[Start of Data section]

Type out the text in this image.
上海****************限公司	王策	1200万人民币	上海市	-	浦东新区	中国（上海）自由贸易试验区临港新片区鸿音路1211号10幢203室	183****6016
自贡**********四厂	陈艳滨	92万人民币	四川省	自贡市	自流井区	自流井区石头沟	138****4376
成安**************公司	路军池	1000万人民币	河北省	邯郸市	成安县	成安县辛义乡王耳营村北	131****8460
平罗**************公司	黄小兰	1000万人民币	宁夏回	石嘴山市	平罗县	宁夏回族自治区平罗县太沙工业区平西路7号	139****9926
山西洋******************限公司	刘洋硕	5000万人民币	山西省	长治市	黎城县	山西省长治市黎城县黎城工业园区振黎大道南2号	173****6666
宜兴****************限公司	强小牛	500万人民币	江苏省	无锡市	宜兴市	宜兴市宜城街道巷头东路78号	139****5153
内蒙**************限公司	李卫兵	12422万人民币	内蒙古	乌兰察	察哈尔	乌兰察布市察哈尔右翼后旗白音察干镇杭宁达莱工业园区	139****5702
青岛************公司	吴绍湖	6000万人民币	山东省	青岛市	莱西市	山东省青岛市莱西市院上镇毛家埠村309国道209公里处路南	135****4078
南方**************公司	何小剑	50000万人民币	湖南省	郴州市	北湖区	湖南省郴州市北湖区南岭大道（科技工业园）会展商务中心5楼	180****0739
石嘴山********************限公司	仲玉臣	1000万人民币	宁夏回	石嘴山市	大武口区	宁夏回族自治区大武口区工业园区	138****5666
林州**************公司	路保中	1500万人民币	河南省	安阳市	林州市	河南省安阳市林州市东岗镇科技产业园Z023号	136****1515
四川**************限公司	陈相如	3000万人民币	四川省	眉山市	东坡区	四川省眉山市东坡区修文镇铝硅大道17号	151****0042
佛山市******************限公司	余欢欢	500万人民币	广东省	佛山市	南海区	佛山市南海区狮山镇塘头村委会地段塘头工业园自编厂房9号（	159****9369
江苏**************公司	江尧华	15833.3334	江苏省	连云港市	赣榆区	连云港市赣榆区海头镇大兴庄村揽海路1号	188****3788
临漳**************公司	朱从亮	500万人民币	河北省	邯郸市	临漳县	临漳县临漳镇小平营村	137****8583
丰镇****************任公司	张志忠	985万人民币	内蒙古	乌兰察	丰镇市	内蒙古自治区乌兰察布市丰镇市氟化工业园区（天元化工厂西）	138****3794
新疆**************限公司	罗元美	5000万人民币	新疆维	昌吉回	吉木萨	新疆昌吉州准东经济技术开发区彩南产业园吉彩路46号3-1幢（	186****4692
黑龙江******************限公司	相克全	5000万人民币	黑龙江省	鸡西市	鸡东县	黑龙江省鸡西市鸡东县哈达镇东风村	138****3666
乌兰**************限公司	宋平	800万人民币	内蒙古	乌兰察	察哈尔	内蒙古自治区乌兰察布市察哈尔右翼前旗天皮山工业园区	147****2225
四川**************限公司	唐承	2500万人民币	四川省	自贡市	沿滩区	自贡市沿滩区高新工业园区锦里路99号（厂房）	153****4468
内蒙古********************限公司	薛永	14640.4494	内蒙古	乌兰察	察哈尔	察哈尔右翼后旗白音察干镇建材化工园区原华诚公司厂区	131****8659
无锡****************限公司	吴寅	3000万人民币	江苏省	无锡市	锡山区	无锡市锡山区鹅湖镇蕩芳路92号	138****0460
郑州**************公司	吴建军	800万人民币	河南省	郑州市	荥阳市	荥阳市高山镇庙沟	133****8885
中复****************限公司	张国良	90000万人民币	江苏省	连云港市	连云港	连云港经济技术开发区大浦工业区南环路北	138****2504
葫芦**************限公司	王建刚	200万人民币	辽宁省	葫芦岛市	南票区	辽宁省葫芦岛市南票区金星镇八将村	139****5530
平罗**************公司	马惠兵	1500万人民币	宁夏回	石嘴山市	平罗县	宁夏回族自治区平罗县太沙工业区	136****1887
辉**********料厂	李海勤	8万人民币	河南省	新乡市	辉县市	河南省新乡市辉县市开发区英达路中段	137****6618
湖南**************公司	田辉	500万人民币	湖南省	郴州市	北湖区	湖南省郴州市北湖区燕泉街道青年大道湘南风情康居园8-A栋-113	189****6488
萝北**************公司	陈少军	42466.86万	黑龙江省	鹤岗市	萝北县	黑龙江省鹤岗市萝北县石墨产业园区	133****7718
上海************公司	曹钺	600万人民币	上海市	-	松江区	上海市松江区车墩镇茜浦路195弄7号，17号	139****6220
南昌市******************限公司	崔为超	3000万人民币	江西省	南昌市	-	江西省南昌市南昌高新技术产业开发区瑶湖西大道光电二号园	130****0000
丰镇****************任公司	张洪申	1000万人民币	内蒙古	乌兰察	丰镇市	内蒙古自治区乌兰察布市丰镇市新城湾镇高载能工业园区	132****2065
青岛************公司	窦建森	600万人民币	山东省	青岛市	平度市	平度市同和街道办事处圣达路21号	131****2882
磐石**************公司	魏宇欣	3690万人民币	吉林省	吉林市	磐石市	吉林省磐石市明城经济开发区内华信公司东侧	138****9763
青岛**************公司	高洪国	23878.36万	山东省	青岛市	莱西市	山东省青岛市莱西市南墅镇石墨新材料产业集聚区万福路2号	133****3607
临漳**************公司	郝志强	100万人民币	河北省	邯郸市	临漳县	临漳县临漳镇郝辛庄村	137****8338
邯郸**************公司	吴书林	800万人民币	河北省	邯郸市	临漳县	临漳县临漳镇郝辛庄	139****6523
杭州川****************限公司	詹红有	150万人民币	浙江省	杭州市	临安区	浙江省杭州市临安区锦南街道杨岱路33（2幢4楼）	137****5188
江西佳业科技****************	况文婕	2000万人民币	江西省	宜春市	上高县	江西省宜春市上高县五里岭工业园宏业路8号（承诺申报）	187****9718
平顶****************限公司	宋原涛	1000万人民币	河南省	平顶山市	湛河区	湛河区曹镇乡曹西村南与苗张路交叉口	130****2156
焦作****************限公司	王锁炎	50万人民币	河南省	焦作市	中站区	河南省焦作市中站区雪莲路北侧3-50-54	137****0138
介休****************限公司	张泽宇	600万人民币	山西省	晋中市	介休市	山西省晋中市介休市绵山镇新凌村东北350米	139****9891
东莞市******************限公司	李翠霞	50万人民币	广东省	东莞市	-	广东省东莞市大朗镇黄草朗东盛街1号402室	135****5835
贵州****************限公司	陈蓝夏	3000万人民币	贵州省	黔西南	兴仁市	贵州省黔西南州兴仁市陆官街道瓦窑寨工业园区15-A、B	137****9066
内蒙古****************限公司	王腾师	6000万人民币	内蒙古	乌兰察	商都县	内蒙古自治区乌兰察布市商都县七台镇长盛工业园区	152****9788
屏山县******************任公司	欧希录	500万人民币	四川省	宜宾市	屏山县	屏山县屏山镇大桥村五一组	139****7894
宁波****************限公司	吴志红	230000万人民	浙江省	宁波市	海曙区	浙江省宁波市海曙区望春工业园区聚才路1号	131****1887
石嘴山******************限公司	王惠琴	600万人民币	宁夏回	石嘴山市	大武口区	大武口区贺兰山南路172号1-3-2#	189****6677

[End of Data section]

Every record should be given again exactly.

Type out the text in this image.
上海****************限公司	王策	1200万人民币	上海市	-	浦东新区	中国（上海）自由贸易试验区临港新片区鸿音路1211号10幢203室	183****6016
自贡**********四厂	陈艳滨	92万人民币	四川省	自贡市	自流井区	自流井区石头沟	138****4376
成安**************公司	路军池	1000万人民币	河北省	邯郸市	成安县	成安县辛义乡王耳营村北	131****8460
平罗**************公司	黄小兰	1000万人民币	宁夏回	石嘴山市	平罗县	宁夏回族自治区平罗县太沙工业区平西路7号	139****9926
山西洋******************限公司	刘洋硕	5000万人民币	山西省	长治市	黎城县	山西省长治市黎城县黎城工业园区振黎大道南2号	173****6666
宜兴****************限公司	强小牛	500万人民币	江苏省	无锡市	宜兴市	宜兴市宜城街道巷头东路78号	139****5153
内蒙**************限公司	李卫兵	12422万人民币	内蒙古	乌兰察	察哈尔	乌兰察布市察哈尔右翼后旗白音察干镇杭宁达莱工业园区	139****5702
青岛************公司	吴绍湖	6000万人民币	山东省	青岛市	莱西市	山东省青岛市莱西市院上镇毛家埠村309国道209公里处路南	135****4078
南方**************公司	何小剑	50000万人民币	湖南省	郴州市	北湖区	湖南省郴州市北湖区南岭大道（科技工业园）会展商务中心5楼	180****0739
石嘴山********************限公司	仲玉臣	1000万人民币	宁夏回	石嘴山市	大武口区	宁夏回族自治区大武口区工业园区	138****5666
林州**************公司	路保中	1500万人民币	河南省	安阳市	林州市	河南省安阳市林州市东岗镇科技产业园Z023号	136****1515
四川**************限公司	陈相如	3000万人民币	四川省	眉山市	东坡区	四川省眉山市东坡区修文镇铝硅大道17号	151****0042
佛山市******************限公司	余欢欢	500万人民币	广东省	佛山市	南海区	佛山市南海区狮山镇塘头村委会地段塘头工业园自编厂房9号（	159****9369
江苏**************公司	江尧华	15833.3334	江苏省	连云港市	赣榆区	连云港市赣榆区海头镇大兴庄村揽海路1号	188****3788
临漳**************公司	朱从亮	500万人民币	河北省	邯郸市	临漳县	临漳县临漳镇小平营村	137****8583
丰镇****************任公司	张志忠	985万人民币	内蒙古	乌兰察	丰镇市	内蒙古自治区乌兰察布市丰镇市氟化工业园区（天元化工厂西）	138****3794
新疆**************限公司	罗元美	5000万人民币	新疆维	昌吉回	吉木萨	新疆昌吉州准东经济技术开发区彩南产业园吉彩路46号3-1幢（	186****4692
黑龙江******************限公司	相克全	5000万人民币	黑龙江省	鸡西市	鸡东县	黑龙江省鸡西市鸡东县哈达镇东风村	138****3666
乌兰**************限公司	宋平	800万人民币	内蒙古	乌兰察	察哈尔	内蒙古自治区乌兰察布市察哈尔右翼前旗天皮山工业园区	147****2225
四川**************限公司	唐承	2500万人民币	四川省	自贡市	沿滩区	自贡市沿滩区高新工业园区锦里路99号（厂房）	153****4468
内蒙古********************限公司	薛永	14640.4494	内蒙古	乌兰察	察哈尔	察哈尔右翼后旗白音察干镇建材化工园区原华诚公司厂区	131****8659
无锡****************限公司	吴寅	3000万人民币	江苏省	无锡市	锡山区	无锡市锡山区鹅湖镇蕩芳路92号	138****0460
郑州**************公司	吴建军	800万人民币	河南省	郑州市	荥阳市	荥阳市高山镇庙沟	133****8885
中复****************限公司	张国良	90000万人民币	江苏省	连云港市	连云港	连云港经济技术开发区大浦工业区南环路北	138****2504
葫芦**************限公司	王建刚	200万人民币	辽宁省	葫芦岛市	南票区	辽宁省葫芦岛市南票区金星镇八将村	139****5530
平罗**************公司	马惠兵	1500万人民币	宁夏回	石嘴山市	平罗县	宁夏回族自治区平罗县太沙工业区	136****1887
辉**********料厂	李海勤	8万人民币	河南省	新乡市	辉县市	河南省新乡市辉县市开发区英达路中段	137****6618
湖南**************公司	田辉	500万人民币	湖南省	郴州市	北湖区	湖南省郴州市北湖区燕泉街道青年大道湘南风情康居园8-A栋-113	189****6488
萝北**************公司	陈少军	42466.86万	黑龙江省	鹤岗市	萝北县	黑龙江省鹤岗市萝北县石墨产业园区	133****7718
上海************公司	曹钺	600万人民币	上海市	-	松江区	上海市松江区车墩镇茜浦路195弄7号，17号	139****6220
南昌市******************限公司	崔为超	3000万人民币	江西省	南昌市	-	江西省南昌市南昌高新技术产业开发区瑶湖西大道光电二号园	130****0000
丰镇****************任公司	张洪申	1000万人民币	内蒙古	乌兰察	丰镇市	内蒙古自治区乌兰察布市丰镇市新城湾镇高载能工业园区	132****2065
青岛************公司	窦建森	600万人民币	山东省	青岛市	平度市	平度市同和街道办事处圣达路21号	131****2882
磐石**************公司	魏宇欣	3690万人民币	吉林省	吉林市	磐石市	吉林省磐石市明城经济开发区内华信公司东侧	138****9763
青岛**************公司	高洪国	23878.36万	山东省	青岛市	莱西市	山东省青岛市莱西市南墅镇石墨新材料产业集聚区万福路2号	133****3607
临漳**************公司	郝志强	100万人民币	河北省	邯郸市	临漳县	临漳县临漳镇郝辛庄村	137****8338
邯郸**************公司	吴书林	800万人民币	河北省	邯郸市	临漳县	临漳县临漳镇郝辛庄	139****6523
杭州川****************限公司	詹红有	150万人民币	浙江省	杭州市	临安区	浙江省杭州市临安区锦南街道杨岱路33（2幢4楼）	137****5188
江西佳业科技****************	况文婕	2000万人民币	江西省	宜春市	上高县	江西省宜春市上高县五里岭工业园宏业路8号（承诺申报）	187****9718
平顶****************限公司	宋原涛	1000万人民币	河南省	平顶山市	湛河区	湛河区曹镇乡曹西村南与苗张路交叉口	130****2156
焦作****************限公司	王锁炎	50万人民币	河南省	焦作市	中站区	河南省焦作市中站区雪莲路北侧3-50-54	137****0138
介休****************限公司	张泽宇	600万人民币	山西省	晋中市	介休市	山西省晋中市介休市绵山镇新凌村东北350米	139****9891
东莞市******************限公司	李翠霞	50万人民币	广东省	东莞市	-	广东省东莞市大朗镇黄草朗东盛街1号402室	135****5835
贵州****************限公司	陈蓝夏	3000万人民币	贵州省	黔西南	兴仁市	贵州省黔西南州兴仁市陆官街道瓦窑寨工业园区15-A、B	137****9066
内蒙古****************限公司	王腾师	6000万人民币	内蒙古	乌兰察	商都县	内蒙古自治区乌兰察布市商都县七台镇长盛工业园区	152****9788
屏山县******************任公司	欧希录	500万人民币	四川省	宜宾市	屏山县	屏山县屏山镇大桥村五一组	139****7894
宁波****************限公司	吴志红	230000万人民	浙江省	宁波市	海曙区	浙江省宁波市海曙区望春工业园区聚才路1号	131****1887
石嘴山******************限公司	王惠琴	600万人民币	宁夏回	石嘴山市	大武口区	大武口区贺兰山南路172号1-3-2#	189****6677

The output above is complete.